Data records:
★ ★ ★

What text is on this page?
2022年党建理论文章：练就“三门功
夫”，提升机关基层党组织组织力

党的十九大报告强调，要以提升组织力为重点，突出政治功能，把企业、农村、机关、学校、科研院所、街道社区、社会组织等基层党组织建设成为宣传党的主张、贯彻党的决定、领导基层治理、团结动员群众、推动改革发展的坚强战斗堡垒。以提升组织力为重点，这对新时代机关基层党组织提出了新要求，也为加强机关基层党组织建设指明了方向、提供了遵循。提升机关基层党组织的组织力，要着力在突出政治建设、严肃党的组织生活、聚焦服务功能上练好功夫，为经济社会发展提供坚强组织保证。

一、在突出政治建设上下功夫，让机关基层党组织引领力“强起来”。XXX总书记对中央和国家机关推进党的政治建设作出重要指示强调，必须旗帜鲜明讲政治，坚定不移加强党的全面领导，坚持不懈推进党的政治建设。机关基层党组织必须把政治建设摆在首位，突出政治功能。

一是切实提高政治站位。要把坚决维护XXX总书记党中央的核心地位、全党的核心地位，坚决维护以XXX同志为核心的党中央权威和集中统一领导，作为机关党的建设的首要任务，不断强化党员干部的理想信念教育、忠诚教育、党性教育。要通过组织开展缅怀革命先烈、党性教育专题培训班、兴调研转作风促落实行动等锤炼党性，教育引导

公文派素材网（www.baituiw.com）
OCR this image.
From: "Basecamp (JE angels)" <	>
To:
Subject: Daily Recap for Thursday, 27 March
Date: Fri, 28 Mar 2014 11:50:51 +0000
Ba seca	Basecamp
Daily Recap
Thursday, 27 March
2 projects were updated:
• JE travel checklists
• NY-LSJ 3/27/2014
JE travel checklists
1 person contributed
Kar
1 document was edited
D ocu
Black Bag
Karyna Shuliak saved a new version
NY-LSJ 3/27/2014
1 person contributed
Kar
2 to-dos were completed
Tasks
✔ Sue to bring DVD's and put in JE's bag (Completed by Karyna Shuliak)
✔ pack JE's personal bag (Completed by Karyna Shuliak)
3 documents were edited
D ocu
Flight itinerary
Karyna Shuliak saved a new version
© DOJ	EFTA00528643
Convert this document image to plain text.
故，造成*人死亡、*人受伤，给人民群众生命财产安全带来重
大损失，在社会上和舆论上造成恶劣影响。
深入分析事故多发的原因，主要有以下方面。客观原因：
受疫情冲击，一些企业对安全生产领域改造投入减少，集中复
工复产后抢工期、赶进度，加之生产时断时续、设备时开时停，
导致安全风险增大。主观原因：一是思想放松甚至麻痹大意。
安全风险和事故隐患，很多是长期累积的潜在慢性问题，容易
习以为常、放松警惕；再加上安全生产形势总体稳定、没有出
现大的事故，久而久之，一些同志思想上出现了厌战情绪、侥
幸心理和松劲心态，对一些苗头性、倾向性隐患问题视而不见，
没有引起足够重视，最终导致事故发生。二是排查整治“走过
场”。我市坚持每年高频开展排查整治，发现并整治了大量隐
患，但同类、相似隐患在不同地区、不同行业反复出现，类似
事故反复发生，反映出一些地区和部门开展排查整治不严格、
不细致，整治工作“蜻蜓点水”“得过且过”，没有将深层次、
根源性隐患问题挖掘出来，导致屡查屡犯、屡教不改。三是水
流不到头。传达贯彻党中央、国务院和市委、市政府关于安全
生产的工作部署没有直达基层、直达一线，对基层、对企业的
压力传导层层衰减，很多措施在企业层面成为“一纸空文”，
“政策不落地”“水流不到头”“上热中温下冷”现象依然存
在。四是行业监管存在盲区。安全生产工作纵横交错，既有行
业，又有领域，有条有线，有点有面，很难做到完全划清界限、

★ ★ ★

• Task:
All lines from the one with "Convert this document image to plain text." through the final line above are to be quoted exactly; quote no other line.

• Exercise solution:
Convert this document image to plain text.
故，造成*人死亡、*人受伤，给人民群众生命财产安全带来重
大损失，在社会上和舆论上造成恶劣影响。
深入分析事故多发的原因，主要有以下方面。客观原因：
受疫情冲击，一些企业对安全生产领域改造投入减少，集中复
工复产后抢工期、赶进度，加之生产时断时续、设备时开时停，
导致安全风险增大。主观原因：一是思想放松甚至麻痹大意。
安全风险和事故隐患，很多是长期累积的潜在慢性问题，容易
习以为常、放松警惕；再加上安全生产形势总体稳定、没有出
现大的事故，久而久之，一些同志思想上出现了厌战情绪、侥
幸心理和松劲心态，对一些苗头性、倾向性隐患问题视而不见，
没有引起足够重视，最终导致事故发生。二是排查整治“走过
场”。我市坚持每年高频开展排查整治，发现并整治了大量隐
患，但同类、相似隐患在不同地区、不同行业反复出现，类似
事故反复发生，反映出一些地区和部门开展排查整治不严格、
不细致，整治工作“蜻蜓点水”“得过且过”，没有将深层次、
根源性隐患问题挖掘出来，导致屡查屡犯、屡教不改。三是水
流不到头。传达贯彻党中央、国务院和市委、市政府关于安全
生产的工作部署没有直达基层、直达一线，对基层、对企业的
压力传导层层衰减，很多措施在企业层面成为“一纸空文”，
“政策不落地”“水流不到头”“上热中温下冷”现象依然存
在。四是行业监管存在盲区。安全生产工作纵横交错，既有行
业，又有领域，有条有线，有点有面，很难做到完全划清界限、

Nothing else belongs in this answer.